Retype the records below exactly as they appear.
• • •
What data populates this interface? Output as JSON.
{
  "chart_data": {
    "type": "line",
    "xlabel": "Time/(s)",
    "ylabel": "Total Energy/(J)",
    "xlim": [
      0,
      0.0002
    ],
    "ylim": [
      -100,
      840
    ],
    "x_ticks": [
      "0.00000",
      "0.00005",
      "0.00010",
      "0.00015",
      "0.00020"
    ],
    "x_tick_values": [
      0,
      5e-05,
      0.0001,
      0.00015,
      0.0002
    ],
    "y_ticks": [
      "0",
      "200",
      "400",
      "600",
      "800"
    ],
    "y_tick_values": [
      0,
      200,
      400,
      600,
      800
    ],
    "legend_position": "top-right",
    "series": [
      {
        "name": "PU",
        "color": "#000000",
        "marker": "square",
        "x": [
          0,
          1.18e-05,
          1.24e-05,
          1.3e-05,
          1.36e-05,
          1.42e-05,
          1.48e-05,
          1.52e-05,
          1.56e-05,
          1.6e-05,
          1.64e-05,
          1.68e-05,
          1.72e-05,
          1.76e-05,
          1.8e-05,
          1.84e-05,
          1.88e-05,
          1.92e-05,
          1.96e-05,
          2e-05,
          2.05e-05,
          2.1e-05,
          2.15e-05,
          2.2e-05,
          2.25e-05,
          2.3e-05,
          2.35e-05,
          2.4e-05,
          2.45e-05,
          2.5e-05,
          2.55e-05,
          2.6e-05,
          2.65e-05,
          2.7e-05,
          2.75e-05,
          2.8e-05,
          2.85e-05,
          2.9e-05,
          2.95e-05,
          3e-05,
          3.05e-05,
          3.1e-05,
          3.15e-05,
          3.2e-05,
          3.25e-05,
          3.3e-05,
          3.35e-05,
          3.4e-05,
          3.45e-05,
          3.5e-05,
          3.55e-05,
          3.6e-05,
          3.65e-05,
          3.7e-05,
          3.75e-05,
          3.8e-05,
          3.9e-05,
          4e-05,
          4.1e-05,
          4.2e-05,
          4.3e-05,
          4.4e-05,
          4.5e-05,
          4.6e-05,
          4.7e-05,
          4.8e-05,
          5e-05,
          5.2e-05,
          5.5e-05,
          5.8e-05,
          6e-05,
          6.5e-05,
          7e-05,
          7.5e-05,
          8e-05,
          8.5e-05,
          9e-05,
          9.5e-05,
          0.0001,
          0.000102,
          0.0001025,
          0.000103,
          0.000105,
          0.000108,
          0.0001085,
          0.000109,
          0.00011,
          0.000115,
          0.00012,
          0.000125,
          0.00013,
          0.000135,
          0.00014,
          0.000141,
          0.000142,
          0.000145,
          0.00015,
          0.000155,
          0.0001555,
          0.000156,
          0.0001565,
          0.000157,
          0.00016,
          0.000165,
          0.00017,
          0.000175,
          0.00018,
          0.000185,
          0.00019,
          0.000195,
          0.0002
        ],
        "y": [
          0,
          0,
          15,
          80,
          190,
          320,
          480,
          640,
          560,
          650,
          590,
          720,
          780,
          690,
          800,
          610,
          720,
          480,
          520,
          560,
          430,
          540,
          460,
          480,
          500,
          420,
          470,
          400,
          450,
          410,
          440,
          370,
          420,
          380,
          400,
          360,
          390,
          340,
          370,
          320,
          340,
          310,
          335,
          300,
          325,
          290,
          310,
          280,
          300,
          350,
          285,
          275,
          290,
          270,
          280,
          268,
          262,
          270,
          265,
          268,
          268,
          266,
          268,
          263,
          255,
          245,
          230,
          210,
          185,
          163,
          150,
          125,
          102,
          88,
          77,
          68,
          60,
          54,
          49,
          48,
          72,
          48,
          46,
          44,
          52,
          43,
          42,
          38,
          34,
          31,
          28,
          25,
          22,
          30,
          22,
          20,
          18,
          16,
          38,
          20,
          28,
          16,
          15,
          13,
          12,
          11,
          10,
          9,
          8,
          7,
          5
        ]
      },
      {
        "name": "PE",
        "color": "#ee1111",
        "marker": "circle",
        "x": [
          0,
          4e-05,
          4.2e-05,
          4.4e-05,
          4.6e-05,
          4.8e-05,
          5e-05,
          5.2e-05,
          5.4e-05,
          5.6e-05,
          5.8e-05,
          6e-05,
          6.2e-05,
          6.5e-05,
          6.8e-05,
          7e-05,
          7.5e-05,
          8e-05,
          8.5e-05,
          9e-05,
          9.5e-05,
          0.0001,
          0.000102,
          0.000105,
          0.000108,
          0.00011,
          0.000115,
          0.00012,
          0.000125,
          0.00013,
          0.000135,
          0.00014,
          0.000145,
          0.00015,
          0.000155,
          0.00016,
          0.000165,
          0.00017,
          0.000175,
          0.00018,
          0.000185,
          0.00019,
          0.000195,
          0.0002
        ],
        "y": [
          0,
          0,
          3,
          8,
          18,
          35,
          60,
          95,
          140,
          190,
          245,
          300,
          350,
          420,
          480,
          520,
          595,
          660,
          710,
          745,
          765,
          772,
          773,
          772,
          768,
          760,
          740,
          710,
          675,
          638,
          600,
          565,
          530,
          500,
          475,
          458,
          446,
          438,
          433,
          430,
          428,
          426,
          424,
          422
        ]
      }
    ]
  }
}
• • •
(Expected answer)
What data populates this interface? Output as JSON.
{
  "chart_data": {
    "type": "line",
    "xlabel": "Time/(s)",
    "ylabel": "Total Energy/(J)",
    "xlim": [
      0,
      0.0002
    ],
    "ylim": [
      -100,
      840
    ],
    "x_ticks": [
      "0.00000",
      "0.00005",
      "0.00010",
      "0.00015",
      "0.00020"
    ],
    "x_tick_values": [
      0,
      5e-05,
      0.0001,
      0.00015,
      0.0002
    ],
    "y_ticks": [
      "0",
      "200",
      "400",
      "600",
      "800"
    ],
    "y_tick_values": [
      0,
      200,
      400,
      600,
      800
    ],
    "legend_position": "top-right",
    "series": [
      {
        "name": "PU",
        "color": "#000000",
        "marker": "square",
        "x": [
          0,
          1.18e-05,
          1.24e-05,
          1.3e-05,
          1.36e-05,
          1.42e-05,
          1.48e-05,
          1.52e-05,
          1.56e-05,
          1.6e-05,
          1.64e-05,
          1.68e-05,
          1.72e-05,
          1.76e-05,
          1.8e-05,
          1.84e-05,
          1.88e-05,
          1.92e-05,
          1.96e-05,
          2e-05,
          2.05e-05,
          2.1e-05,
          2.15e-05,
          2.2e-05,
          2.25e-05,
          2.3e-05,
          2.35e-05,
          2.4e-05,
          2.45e-05,
          2.5e-05,
          2.55e-05,
          2.6e-05,
          2.65e-05,
          2.7e-05,
          2.75e-05,
          2.8e-05,
          2.85e-05,
          2.9e-05,
          2.95e-05,
          3e-05,
          3.05e-05,
          3.1e-05,
          3.15e-05,
          3.2e-05,
          3.25e-05,
          3.3e-05,
          3.35e-05,
          3.4e-05,
          3.45e-05,
          3.5e-05,
          3.55e-05,
          3.6e-05,
          3.65e-05,
          3.7e-05,
          3.75e-05,
          3.8e-05,
          3.9e-05,
          4e-05,
          4.1e-05,
          4.2e-05,
          4.3e-05,
          4.4e-05,
          4.5e-05,
          4.6e-05,
          4.7e-05,
          4.8e-05,
          5e-05,
          5.2e-05,
          5.5e-05,
          5.8e-05,
          6e-05,
          6.5e-05,
          7e-05,
          7.5e-05,
          8e-05,
          8.5e-05,
          9e-05,
          9.5e-05,
          0.0001,
          0.000102,
          0.0001025,
          0.000103,
          0.000105,
          0.000108,
          0.0001085,
          0.000109,
          0.00011,
          0.000115,
          0.00012,
          0.000125,
          0.00013,
          0.000135,
          0.00014,
          0.000141,
          0.000142,
          0.000145,
          0.00015,
          0.000155,
          0.0001555,
          0.000156,
          0.0001565,
          0.000157,
          0.00016,
          0.000165,
          0.00017,
          0.000175,
          0.00018,
          0.000185,
          0.00019,
          0.000195,
          0.0002
        ],
        "y": [
          0,
          0,
          15,
          80,
          190,
          320,
          480,
          640,
          560,
          650,
          590,
          720,
          780,
          690,
          800,
          610,
          720,
          480,
          520,
          560,
          430,
          540,
          460,
          480,
          500,
          420,
          470,
          400,
          450,
          410,
          440,
          370,
          420,
          380,
          400,
          360,
          390,
          340,
          370,
          320,
          340,
          310,
          335,
          300,
          325,
          290,
          310,
          280,
          300,
          350,
          285,
          275,
          290,
          270,
          280,
          268,
          262,
          270,
          265,
          268,
          268,
          266,
          268,
          263,
          255,
          245,
          230,
          210,
          185,
          163,
          150,
          125,
          102,
          88,
          77,
          68,
          60,
          54,
          49,
          48,
          72,
          48,
          46,
          44,
          52,
          43,
          42,
          38,
          34,
          31,
          28,
          25,
          22,
          30,
          22,
          20,
          18,
          16,
          38,
          20,
          28,
          16,
          15,
          13,
          12,
          11,
          10,
          9,
          8,
          7,
          5
        ]
      },
      {
        "name": "PE",
        "color": "#ee1111",
        "marker": "circle",
        "x": [
          0,
          4e-05,
          4.2e-05,
          4.4e-05,
          4.6e-05,
          4.8e-05,
          5e-05,
          5.2e-05,
          5.4e-05,
          5.6e-05,
          5.8e-05,
          6e-05,
          6.2e-05,
          6.5e-05,
          6.8e-05,
          7e-05,
          7.5e-05,
          8e-05,
          8.5e-05,
          9e-05,
          9.5e-05,
          0.0001,
          0.000102,
          0.000105,
          0.000108,
          0.00011,
          0.000115,
          0.00012,
          0.000125,
          0.00013,
          0.000135,
          0.00014,
          0.000145,
          0.00015,
          0.000155,
          0.00016,
          0.000165,
          0.00017,
          0.000175,
          0.00018,
          0.000185,
          0.00019,
          0.000195,
          0.0002
        ],
        "y": [
          0,
          0,
          3,
          8,
          18,
          35,
          60,
          95,
          140,
          190,
          245,
          300,
          350,
          420,
          480,
          520,
          595,
          660,
          710,
          745,
          765,
          772,
          773,
          772,
          768,
          760,
          740,
          710,
          675,
          638,
          600,
          565,
          530,
          500,
          475,
          458,
          446,
          438,
          433,
          430,
          428,
          426,
          424,
          422
        ]
      }
    ]
  }
}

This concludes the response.